— Begin Records supplied —
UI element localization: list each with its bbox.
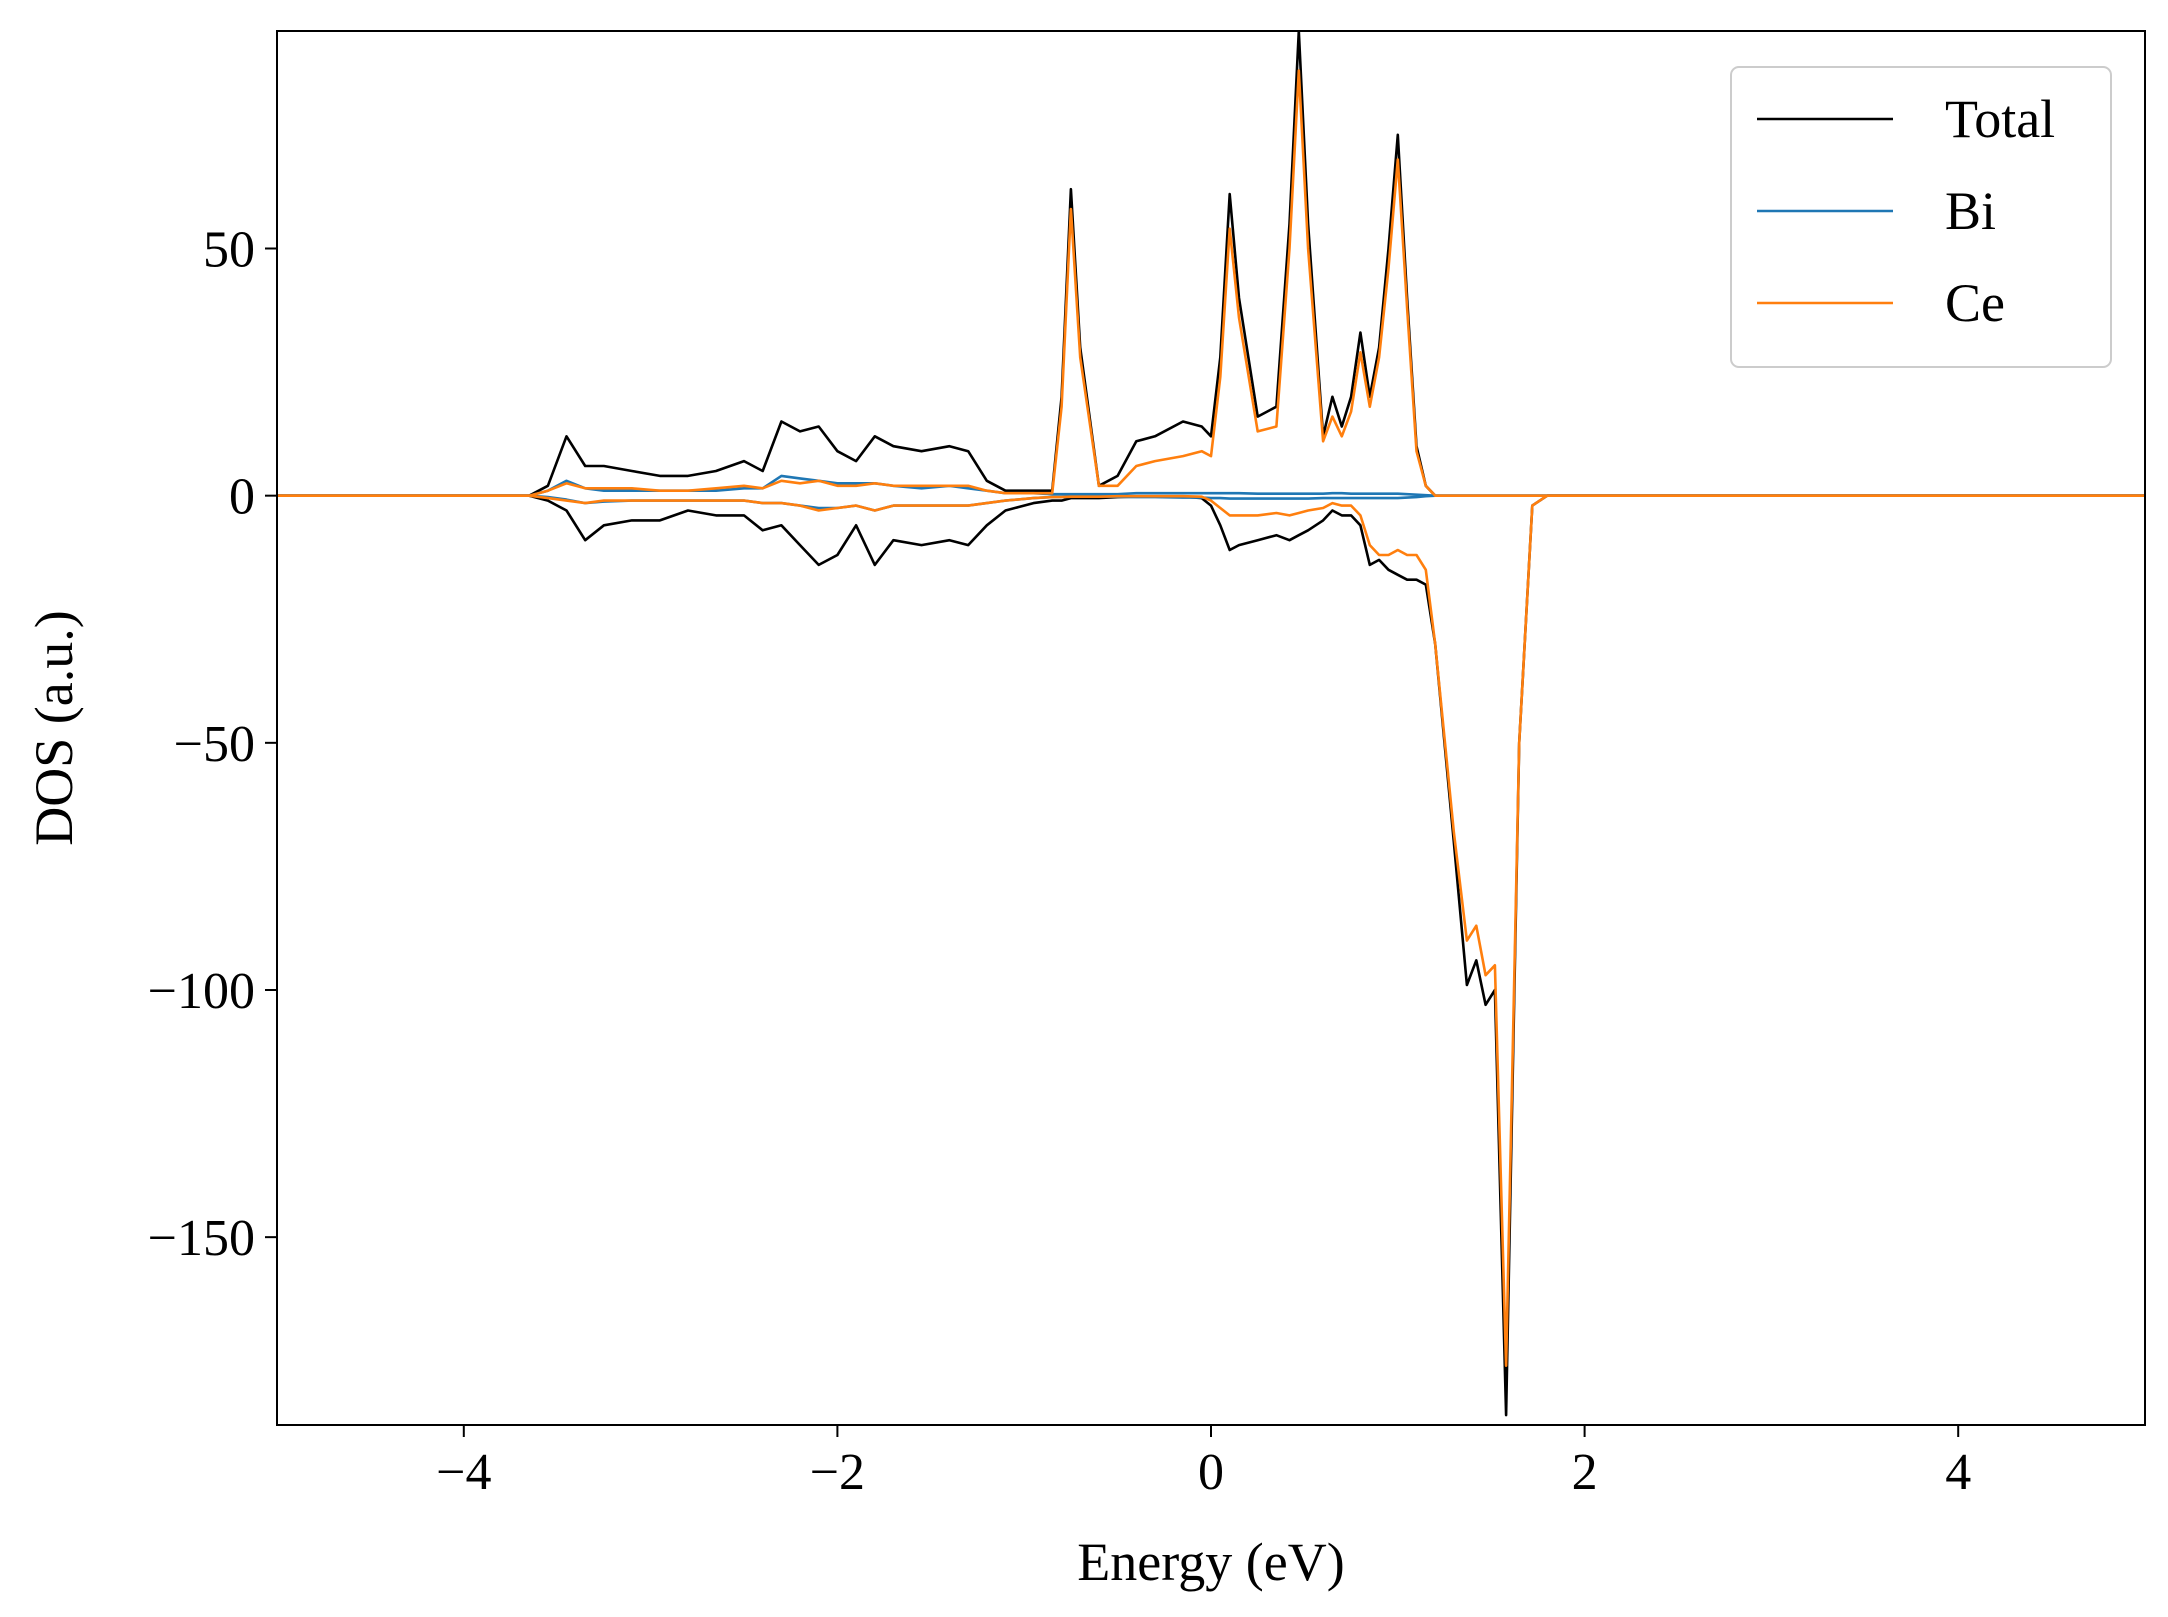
y-tick-label: 0 bbox=[229, 469, 255, 526]
x-tick-label: 0 bbox=[1198, 1444, 1224, 1501]
dos-line bbox=[277, 494, 2145, 1367]
y-tick-label: −50 bbox=[174, 716, 255, 773]
x-tick-label: −4 bbox=[436, 1444, 491, 1501]
y-axis-label: DOS (a.u.) bbox=[24, 610, 84, 845]
x-axis-label: Energy (eV) bbox=[1077, 1532, 1344, 1592]
legend-label: Total bbox=[1945, 89, 2055, 149]
y-tick-label: −100 bbox=[148, 963, 255, 1020]
x-tick-label: −2 bbox=[810, 1444, 865, 1501]
legend-box bbox=[1730, 66, 2112, 368]
legend-label: Bi bbox=[1945, 181, 1996, 241]
legend-label: Ce bbox=[1945, 273, 2005, 333]
plot-frame bbox=[276, 30, 2146, 1426]
y-tick-label: −150 bbox=[148, 1210, 255, 1267]
dos-line bbox=[277, 494, 2145, 1417]
x-tick-label: 4 bbox=[1945, 1444, 1971, 1501]
x-tick-label: 2 bbox=[1572, 1444, 1598, 1501]
y-tick-label: 50 bbox=[203, 222, 255, 279]
dos-line bbox=[277, 69, 2145, 498]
— End Records supplied —
Job: Can you copy out, word for word, the lines of the material starting at the one containing "y-tick-label: 0 bbox=[229, 469, 255, 526]" and ending at the last line of the material?

Complete response:
y-tick-label: 0 bbox=[229, 469, 255, 526]
x-tick-label: 0 bbox=[1198, 1444, 1224, 1501]
dos-line bbox=[277, 494, 2145, 1367]
y-tick-label: −50 bbox=[174, 716, 255, 773]
x-tick-label: −4 bbox=[436, 1444, 491, 1501]
y-axis-label: DOS (a.u.) bbox=[24, 610, 84, 845]
x-axis-label: Energy (eV) bbox=[1077, 1532, 1344, 1592]
legend-label: Total bbox=[1945, 89, 2055, 149]
y-tick-label: −100 bbox=[148, 963, 255, 1020]
x-tick-label: −2 bbox=[810, 1444, 865, 1501]
legend-box bbox=[1730, 66, 2112, 368]
legend-label: Bi bbox=[1945, 181, 1996, 241]
legend-label: Ce bbox=[1945, 273, 2005, 333]
plot-frame bbox=[276, 30, 2146, 1426]
y-tick-label: −150 bbox=[148, 1210, 255, 1267]
dos-line bbox=[277, 494, 2145, 1417]
x-tick-label: 4 bbox=[1945, 1444, 1971, 1501]
x-tick-label: 2 bbox=[1572, 1444, 1598, 1501]
y-tick-label: 50 bbox=[203, 222, 255, 279]
dos-line bbox=[277, 69, 2145, 498]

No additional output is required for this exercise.